- YOUR TASK -
Without the images, output each record below as it stands.

- RECORD EXCERPTS -

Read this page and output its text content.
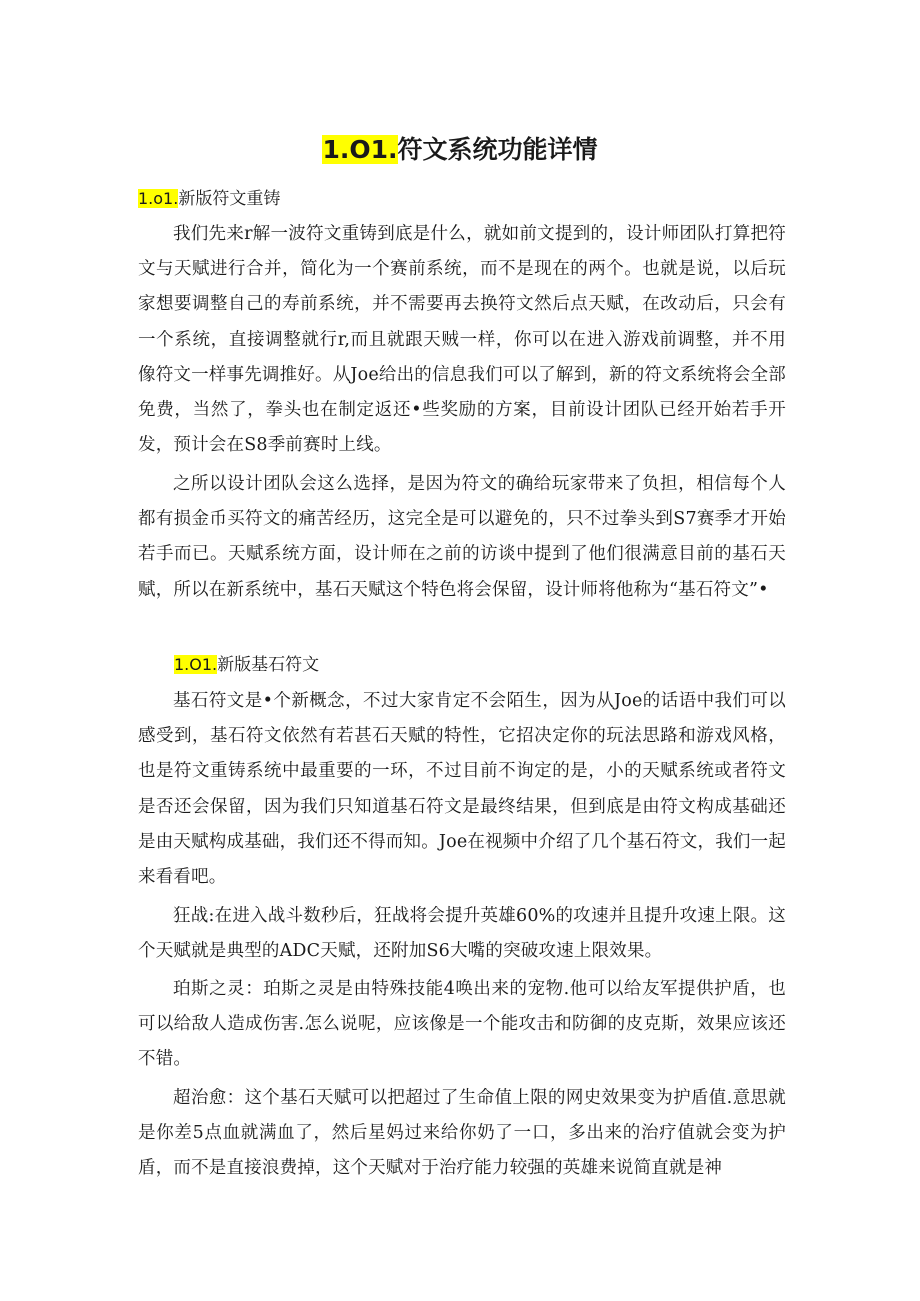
1.O1.符文系统功能详情
1.o1.新版符文重铸

我们先来r解一波符文重铸到底是什么，就如前文提到的，设计师团队打算把符文与天赋进行合并，简化为一个赛前系统，而不是现在的两个。也就是说，以后玩家想要调整自己的寿前系统，并不需要再去换符文然后点天赋，在改动后，只会有一个系统，直接调整就行r,而且就跟天贼一样，你可以在进入游戏前调整，并不用像符文一样事先调推好。从Joe给出的信息我们可以了解到，新的符文系统将会全部免费，当然了，拳头也在制定返还•些奖励的方案，目前设计团队已经开始若手开发，预计会在S8季前赛时上线。

之所以设计团队会这么选择，是因为符文的确给玩家带来了负担，相信每个人都有损金币买符文的痛苦经历，这完全是可以避免的，只不过拳头到S7赛季才开始若手而已。天赋系统方面，设计师在之前的访谈中提到了他们很满意目前的基石天赋，所以在新系统中，基石天赋这个特色将会保留，设计师将他称为“基石符文”•

1.O1.新版基石符文

基石符文是•个新概念，不过大家肯定不会陌生，因为从Joe的话语中我们可以感受到，基石符文依然有若甚石天赋的特性，它招决定你的玩法思路和游戏风格，也是符文重铸系统中最重要的一环，不过目前不询定的是，小的天赋系统或者符文是否还会保留，因为我们只知道基石符文是最终结果，但到底是由符文构成基础还是由天赋构成基础，我们还不得而知。Joe在视频中介绍了几个基石符文，我们一起来看看吧。

狂战:在进入战斗数秒后，狂战将会提升英雄60%的攻速并且提升攻速上限。这个天赋就是典型的ADC天赋，还附加S6大嘴的突破攻速上限效果。

珀斯之灵：珀斯之灵是由特殊技能4唤出来的宠物.他可以给友军提供护盾，也可以给敌人造成伤害.怎么说呢，应该像是一个能攻击和防御的皮克斯，效果应该还不错。

超治愈：这个基石天赋可以把超过了生命值上限的网史效果变为护盾值.意思就是你差5点血就满血了，然后星妈过来给你奶了一口，多出来的治疗值就会变为护盾，而不是直接浪费掉，这个天赋对于治疗能力较强的英雄来说简直就是神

- REPLY -
Read this page and output its text content.
1.O1.符文系统功能详情
1.o1.新版符文重铸

我们先来r解一波符文重铸到底是什么，就如前文提到的，设计师团队打算把符文与天赋进行合并，简化为一个赛前系统，而不是现在的两个。也就是说，以后玩家想要调整自己的寿前系统，并不需要再去换符文然后点天赋，在改动后，只会有一个系统，直接调整就行r,而且就跟天贼一样，你可以在进入游戏前调整，并不用像符文一样事先调推好。从Joe给出的信息我们可以了解到，新的符文系统将会全部免费，当然了，拳头也在制定返还•些奖励的方案，目前设计团队已经开始若手开发，预计会在S8季前赛时上线。

之所以设计团队会这么选择，是因为符文的确给玩家带来了负担，相信每个人都有损金币买符文的痛苦经历，这完全是可以避免的，只不过拳头到S7赛季才开始若手而已。天赋系统方面，设计师在之前的访谈中提到了他们很满意目前的基石天赋，所以在新系统中，基石天赋这个特色将会保留，设计师将他称为“基石符文”•

1.O1.新版基石符文

基石符文是•个新概念，不过大家肯定不会陌生，因为从Joe的话语中我们可以感受到，基石符文依然有若甚石天赋的特性，它招决定你的玩法思路和游戏风格，也是符文重铸系统中最重要的一环，不过目前不询定的是，小的天赋系统或者符文是否还会保留，因为我们只知道基石符文是最终结果，但到底是由符文构成基础还是由天赋构成基础，我们还不得而知。Joe在视频中介绍了几个基石符文，我们一起来看看吧。

狂战:在进入战斗数秒后，狂战将会提升英雄60%的攻速并且提升攻速上限。这个天赋就是典型的ADC天赋，还附加S6大嘴的突破攻速上限效果。

珀斯之灵：珀斯之灵是由特殊技能4唤出来的宠物.他可以给友军提供护盾，也可以给敌人造成伤害.怎么说呢，应该像是一个能攻击和防御的皮克斯，效果应该还不错。

超治愈：这个基石天赋可以把超过了生命值上限的网史效果变为护盾值.意思就是你差5点血就满血了，然后星妈过来给你奶了一口，多出来的治疗值就会变为护盾，而不是直接浪费掉，这个天赋对于治疗能力较强的英雄来说简直就是神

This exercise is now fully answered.